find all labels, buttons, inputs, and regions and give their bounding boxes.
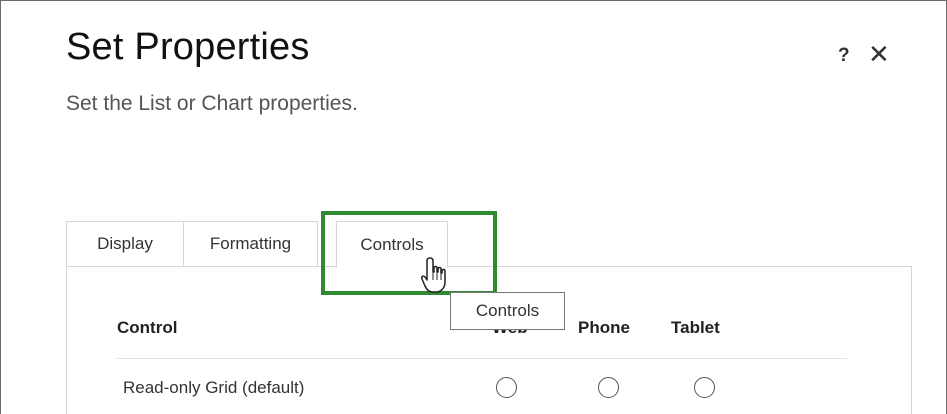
highlight-box [321, 211, 497, 295]
row-label-read-only-grid: Read-only Grid (default) [123, 378, 305, 397]
radio-web[interactable] [496, 377, 517, 398]
dialog-title: Set Properties [66, 26, 310, 68]
dialog-subtitle: Set the List or Chart properties. [66, 92, 358, 115]
column-header-tablet: Tablet [671, 318, 720, 337]
tooltip: Controls [450, 292, 565, 330]
tab-display[interactable]: Display [66, 221, 184, 267]
close-icon[interactable]: ✕ [868, 40, 890, 68]
hand-pointer-icon [421, 257, 446, 293]
column-header-phone: Phone [578, 318, 630, 337]
radio-phone[interactable] [598, 377, 619, 398]
column-header-control: Control [117, 318, 178, 337]
help-icon[interactable]: ? [838, 45, 850, 67]
tab-formatting[interactable]: Formatting [184, 221, 318, 267]
header-divider [116, 358, 847, 359]
radio-tablet[interactable] [694, 377, 715, 398]
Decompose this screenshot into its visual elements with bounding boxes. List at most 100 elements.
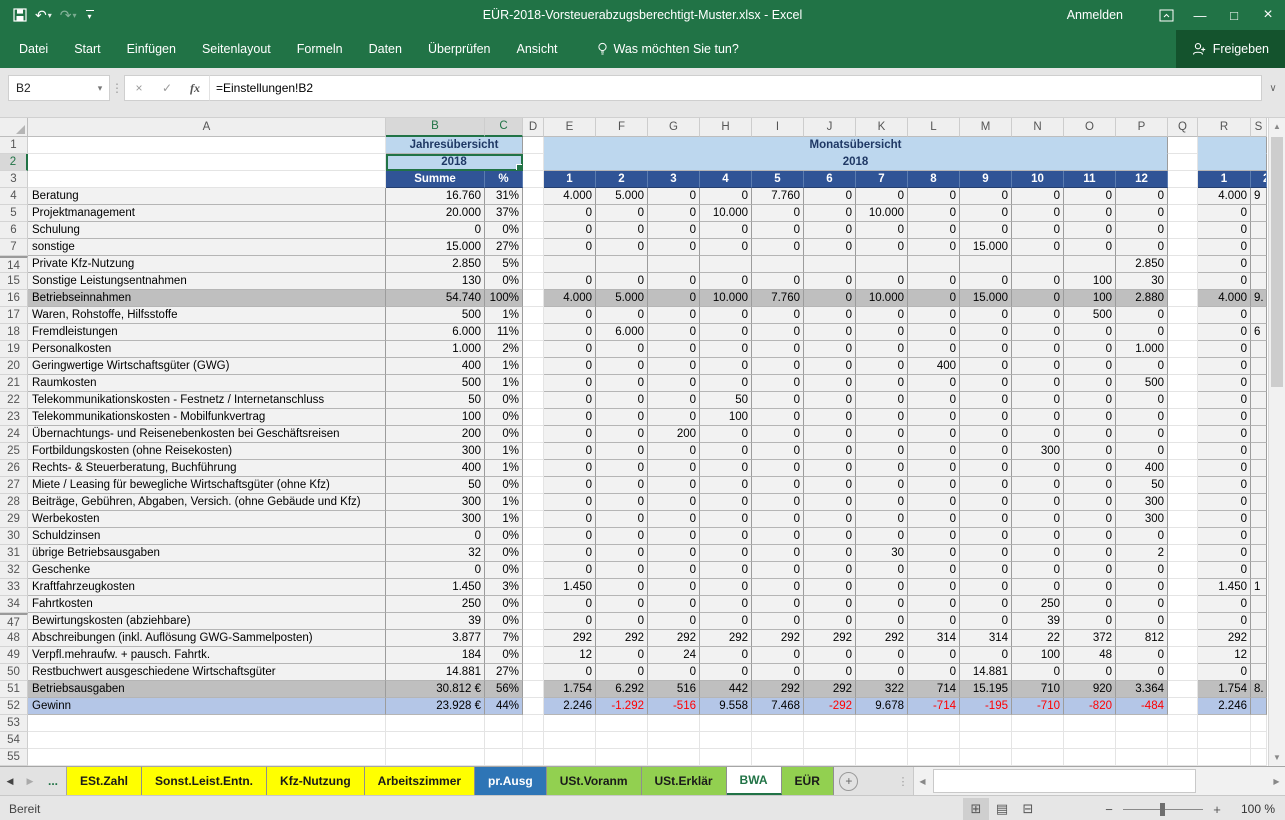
cell-C22[interactable]: 0%: [485, 392, 523, 409]
cell-E31[interactable]: 0: [544, 545, 596, 562]
cell-J53[interactable]: [804, 715, 856, 732]
cell-H54[interactable]: [700, 732, 752, 749]
cell-R20[interactable]: 0: [1198, 358, 1251, 375]
column-header-F[interactable]: F: [596, 118, 648, 137]
cell-J7[interactable]: 0: [804, 239, 856, 256]
cell-D5[interactable]: [523, 205, 544, 222]
cell-F53[interactable]: [596, 715, 648, 732]
cell-A7[interactable]: sonstige: [28, 239, 386, 256]
cell-E29[interactable]: 0: [544, 511, 596, 528]
cell-P33[interactable]: 0: [1116, 579, 1168, 596]
cell-E20[interactable]: 0: [544, 358, 596, 375]
cell-P25[interactable]: 0: [1116, 443, 1168, 460]
cell-O30[interactable]: 0: [1064, 528, 1116, 545]
cell-J54[interactable]: [804, 732, 856, 749]
cell-A47[interactable]: Bewirtungskosten (abziehbare): [28, 613, 386, 630]
cell-B55[interactable]: [386, 749, 485, 766]
column-header-N[interactable]: N: [1012, 118, 1064, 137]
cell-S50[interactable]: [1251, 664, 1267, 681]
cell-P18[interactable]: 0: [1116, 324, 1168, 341]
cell-L14[interactable]: [908, 256, 960, 273]
year-overview-title[interactable]: Jahresübersicht: [386, 137, 523, 154]
cell-P6[interactable]: 0: [1116, 222, 1168, 239]
cell-R24[interactable]: 0: [1198, 426, 1251, 443]
cell-D1[interactable]: [523, 137, 544, 154]
cell-M14[interactable]: [960, 256, 1012, 273]
cell-C33[interactable]: 3%: [485, 579, 523, 596]
cell-L54[interactable]: [908, 732, 960, 749]
cell-R33[interactable]: 1.450: [1198, 579, 1251, 596]
cumulative-month-header-2[interactable]: 2: [1251, 171, 1267, 188]
month-header-5[interactable]: 5: [752, 171, 804, 188]
cell-M54[interactable]: [960, 732, 1012, 749]
ribbon-display-options-button[interactable]: [1149, 0, 1183, 30]
formula-bar-expand-button[interactable]: ∨: [1262, 75, 1284, 101]
cell-J16[interactable]: 0: [804, 290, 856, 307]
cell-I19[interactable]: 0: [752, 341, 804, 358]
row-header-54[interactable]: 54: [0, 732, 28, 749]
cell-K23[interactable]: 0: [856, 409, 908, 426]
row-header-2[interactable]: 2: [0, 154, 28, 171]
cell-E21[interactable]: 0: [544, 375, 596, 392]
cell-B34[interactable]: 250: [386, 596, 485, 613]
cell-E7[interactable]: 0: [544, 239, 596, 256]
cell-P29[interactable]: 300: [1116, 511, 1168, 528]
cell-E23[interactable]: 0: [544, 409, 596, 426]
cell-Q21[interactable]: [1168, 375, 1198, 392]
cell-J5[interactable]: 0: [804, 205, 856, 222]
row-header-4[interactable]: 4: [0, 188, 28, 205]
cell-K25[interactable]: 0: [856, 443, 908, 460]
cell-B27[interactable]: 50: [386, 477, 485, 494]
cell-F25[interactable]: 0: [596, 443, 648, 460]
cell-R50[interactable]: 0: [1198, 664, 1251, 681]
cell-Q34[interactable]: [1168, 596, 1198, 613]
cell-B52[interactable]: 23.928 €: [386, 698, 485, 715]
cell-M28[interactable]: 0: [960, 494, 1012, 511]
cell-A51[interactable]: Betriebsausgaben: [28, 681, 386, 698]
cell-Q47[interactable]: [1168, 613, 1198, 630]
cell-Q24[interactable]: [1168, 426, 1198, 443]
cell-M49[interactable]: 0: [960, 647, 1012, 664]
cell-S22[interactable]: [1251, 392, 1267, 409]
sign-in-button[interactable]: Anmelden: [1067, 8, 1123, 22]
cell-N51[interactable]: 710: [1012, 681, 1064, 698]
cell-L18[interactable]: 0: [908, 324, 960, 341]
cell-K7[interactable]: 0: [856, 239, 908, 256]
cell-C15[interactable]: 0%: [485, 273, 523, 290]
cell-R4[interactable]: 4.000: [1198, 188, 1251, 205]
cell-N25[interactable]: 300: [1012, 443, 1064, 460]
row-header-14[interactable]: 14: [0, 256, 28, 273]
cell-P22[interactable]: 0: [1116, 392, 1168, 409]
cell-K30[interactable]: 0: [856, 528, 908, 545]
cell-Q25[interactable]: [1168, 443, 1198, 460]
cell-B14[interactable]: 2.850: [386, 256, 485, 273]
cell-I23[interactable]: 0: [752, 409, 804, 426]
cell-S54[interactable]: [1251, 732, 1267, 749]
row-header-20[interactable]: 20: [0, 358, 28, 375]
cell-N48[interactable]: 22: [1012, 630, 1064, 647]
cell-M29[interactable]: 0: [960, 511, 1012, 528]
row-header-25[interactable]: 25: [0, 443, 28, 460]
cell-C4[interactable]: 31%: [485, 188, 523, 205]
cell-J52[interactable]: -292: [804, 698, 856, 715]
cell-B29[interactable]: 300: [386, 511, 485, 528]
cell-A23[interactable]: Telekommunikationskosten - Mobilfunkvert…: [28, 409, 386, 426]
cell-G18[interactable]: 0: [648, 324, 700, 341]
cell-I52[interactable]: 7.468: [752, 698, 804, 715]
cell-E30[interactable]: 0: [544, 528, 596, 545]
cell-D50[interactable]: [523, 664, 544, 681]
cell-M27[interactable]: 0: [960, 477, 1012, 494]
cell-E15[interactable]: 0: [544, 273, 596, 290]
row-header-21[interactable]: 21: [0, 375, 28, 392]
cell-K17[interactable]: 0: [856, 307, 908, 324]
cell-H47[interactable]: 0: [700, 613, 752, 630]
sheet-tab-sonst-leist-entn-[interactable]: Sonst.Leist.Entn.: [142, 767, 267, 795]
cell-A31[interactable]: übrige Betriebsausgaben: [28, 545, 386, 562]
cell-S27[interactable]: [1251, 477, 1267, 494]
page-layout-view-icon[interactable]: ▤: [989, 798, 1015, 820]
cell-I34[interactable]: 0: [752, 596, 804, 613]
cell-K29[interactable]: 0: [856, 511, 908, 528]
cell-L29[interactable]: 0: [908, 511, 960, 528]
row-header-50[interactable]: 50: [0, 664, 28, 681]
cell-E24[interactable]: 0: [544, 426, 596, 443]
· · ·
◆ CONSIGNES DE TRAVAIL
Modifiez l'ensemble du matériel ci-dessus en remplaçant chaque occurrence de « interactable » par « clickable ». Le reste demeure inchangé, et les images sont omises de la réponse.

◆ RÉSULTAT ATTENDU
find all labels, buttons, inputs, and regions and give their bounding boxes.
highlight-box [321, 211, 497, 295]
row-label-read-only-grid: Read-only Grid (default) [123, 378, 305, 397]
radio-web[clickable] [496, 377, 517, 398]
dialog-title: Set Properties [66, 26, 310, 68]
dialog-subtitle: Set the List or Chart properties. [66, 92, 358, 115]
column-header-tablet: Tablet [671, 318, 720, 337]
tooltip: Controls [450, 292, 565, 330]
tab-display[clickable]: Display [66, 221, 184, 267]
close-icon[clickable]: ✕ [868, 40, 890, 68]
hand-pointer-icon [421, 257, 446, 293]
column-header-phone: Phone [578, 318, 630, 337]
radio-phone[clickable] [598, 377, 619, 398]
column-header-control: Control [117, 318, 178, 337]
help-icon[clickable]: ? [838, 45, 850, 67]
tab-formatting[clickable]: Formatting [184, 221, 318, 267]
header-divider [116, 358, 847, 359]
radio-tablet[clickable] [694, 377, 715, 398]
Decompose this screenshot into its visual elements with bounding boxes. List at most 100 elements.
cell-C22[clickable]: 0%: [485, 392, 523, 409]
cell-E31[clickable]: 0: [544, 545, 596, 562]
cell-J53[clickable]: [804, 715, 856, 732]
cell-H54[clickable]: [700, 732, 752, 749]
cell-R20[clickable]: 0: [1198, 358, 1251, 375]
column-header-F[clickable]: F: [596, 118, 648, 137]
cell-J7[clickable]: 0: [804, 239, 856, 256]
cell-D5[clickable]: [523, 205, 544, 222]
cell-F53[clickable]: [596, 715, 648, 732]
cell-A7[clickable]: sonstige: [28, 239, 386, 256]
cell-E29[clickable]: 0: [544, 511, 596, 528]
cell-P33[clickable]: 0: [1116, 579, 1168, 596]
cell-E20[clickable]: 0: [544, 358, 596, 375]
cell-P25[clickable]: 0: [1116, 443, 1168, 460]
cell-O30[clickable]: 0: [1064, 528, 1116, 545]
cell-J54[clickable]: [804, 732, 856, 749]
cell-A47[clickable]: Bewirtungskosten (abziehbare): [28, 613, 386, 630]
cell-B55[clickable]: [386, 749, 485, 766]
column-header-N[clickable]: N: [1012, 118, 1064, 137]
cell-S50[clickable]: [1251, 664, 1267, 681]
cell-P18[clickable]: 0: [1116, 324, 1168, 341]
cell-L14[clickable]: [908, 256, 960, 273]
year-overview-title[clickable]: Jahresübersicht: [386, 137, 523, 154]
cell-P6[clickable]: 0: [1116, 222, 1168, 239]
cell-R24[clickable]: 0: [1198, 426, 1251, 443]
cell-D1[clickable]: [523, 137, 544, 154]
cell-M14[clickable]: [960, 256, 1012, 273]
cell-C33[clickable]: 3%: [485, 579, 523, 596]
cell-L54[clickable]: [908, 732, 960, 749]
cell-R33[clickable]: 1.450: [1198, 579, 1251, 596]
cumulative-month-header-2[clickable]: 2: [1251, 171, 1267, 188]
month-header-5[clickable]: 5: [752, 171, 804, 188]
cell-M54[clickable]: [960, 732, 1012, 749]
ribbon-display-options-button[clickable]: [1149, 0, 1183, 30]
formula-bar-expand-button[clickable]: ∨: [1262, 75, 1284, 101]
cell-J16[clickable]: 0: [804, 290, 856, 307]
cell-I19[clickable]: 0: [752, 341, 804, 358]
row-header-54[clickable]: 54: [0, 732, 28, 749]
cell-K23[clickable]: 0: [856, 409, 908, 426]
row-header-2[clickable]: 2: [0, 154, 28, 171]
cell-E21[clickable]: 0: [544, 375, 596, 392]
cell-B34[clickable]: 250: [386, 596, 485, 613]
cell-E7[clickable]: 0: [544, 239, 596, 256]
cell-P29[clickable]: 300: [1116, 511, 1168, 528]
cell-E23[clickable]: 0: [544, 409, 596, 426]
cell-Q21[clickable]: [1168, 375, 1198, 392]
cell-J5[clickable]: 0: [804, 205, 856, 222]
row-header-4[clickable]: 4: [0, 188, 28, 205]
cell-K25[clickable]: 0: [856, 443, 908, 460]
cell-B27[clickable]: 50: [386, 477, 485, 494]
cell-F25[clickable]: 0: [596, 443, 648, 460]
cell-R50[clickable]: 0: [1198, 664, 1251, 681]
cell-Q34[clickable]: [1168, 596, 1198, 613]
cell-B52[clickable]: 23.928 €: [386, 698, 485, 715]
cell-M28[clickable]: 0: [960, 494, 1012, 511]
cell-A51[clickable]: Betriebsausgaben: [28, 681, 386, 698]
cell-Q47[clickable]: [1168, 613, 1198, 630]
cell-Q24[clickable]: [1168, 426, 1198, 443]
cell-M49[clickable]: 0: [960, 647, 1012, 664]
cell-S22[clickable]: [1251, 392, 1267, 409]
sign-in-button[clickable]: Anmelden: [1067, 8, 1123, 22]
cell-N51[clickable]: 710: [1012, 681, 1064, 698]
cell-L18[clickable]: 0: [908, 324, 960, 341]
cell-K7[clickable]: 0: [856, 239, 908, 256]
cell-C15[clickable]: 0%: [485, 273, 523, 290]
cell-R4[clickable]: 4.000: [1198, 188, 1251, 205]
cell-N25[clickable]: 300: [1012, 443, 1064, 460]
row-header-14[clickable]: 14: [0, 256, 28, 273]
cell-P22[clickable]: 0: [1116, 392, 1168, 409]
cell-K30[clickable]: 0: [856, 528, 908, 545]
cell-Q25[clickable]: [1168, 443, 1198, 460]
cell-B14[clickable]: 2.850: [386, 256, 485, 273]
cell-I23[clickable]: 0: [752, 409, 804, 426]
cell-S54[clickable]: [1251, 732, 1267, 749]
row-header-20[clickable]: 20: [0, 358, 28, 375]
cell-N48[clickable]: 22: [1012, 630, 1064, 647]
cell-M29[clickable]: 0: [960, 511, 1012, 528]
row-header-25[clickable]: 25: [0, 443, 28, 460]
cell-C4[clickable]: 31%: [485, 188, 523, 205]
cell-J52[clickable]: -292: [804, 698, 856, 715]
cell-B29[clickable]: 300: [386, 511, 485, 528]
cell-A23[clickable]: Telekommunikationskosten - Mobilfunkvert…: [28, 409, 386, 426]
cell-G18[clickable]: 0: [648, 324, 700, 341]
cell-I52[clickable]: 7.468: [752, 698, 804, 715]
cell-E30[clickable]: 0: [544, 528, 596, 545]
cell-D50[clickable]: [523, 664, 544, 681]
cell-M27[clickable]: 0: [960, 477, 1012, 494]
cell-E15[clickable]: 0: [544, 273, 596, 290]
row-header-21[clickable]: 21: [0, 375, 28, 392]
cell-K17[clickable]: 0: [856, 307, 908, 324]
cell-H47[clickable]: 0: [700, 613, 752, 630]
sheet-tab-sonst-leist-entn-[clickable]: Sonst.Leist.Entn.: [142, 767, 267, 795]
cell-A31[clickable]: übrige Betriebsausgaben: [28, 545, 386, 562]
cell-S27[clickable]: [1251, 477, 1267, 494]
page-layout-view-icon[clickable]: ▤: [989, 798, 1015, 820]
cell-I34[clickable]: 0: [752, 596, 804, 613]
cell-K29[clickable]: 0: [856, 511, 908, 528]
cell-L29[clickable]: 0: [908, 511, 960, 528]
row-header-50[clickable]: 50: [0, 664, 28, 681]
cell-E24[clickable]: 0: [544, 426, 596, 443]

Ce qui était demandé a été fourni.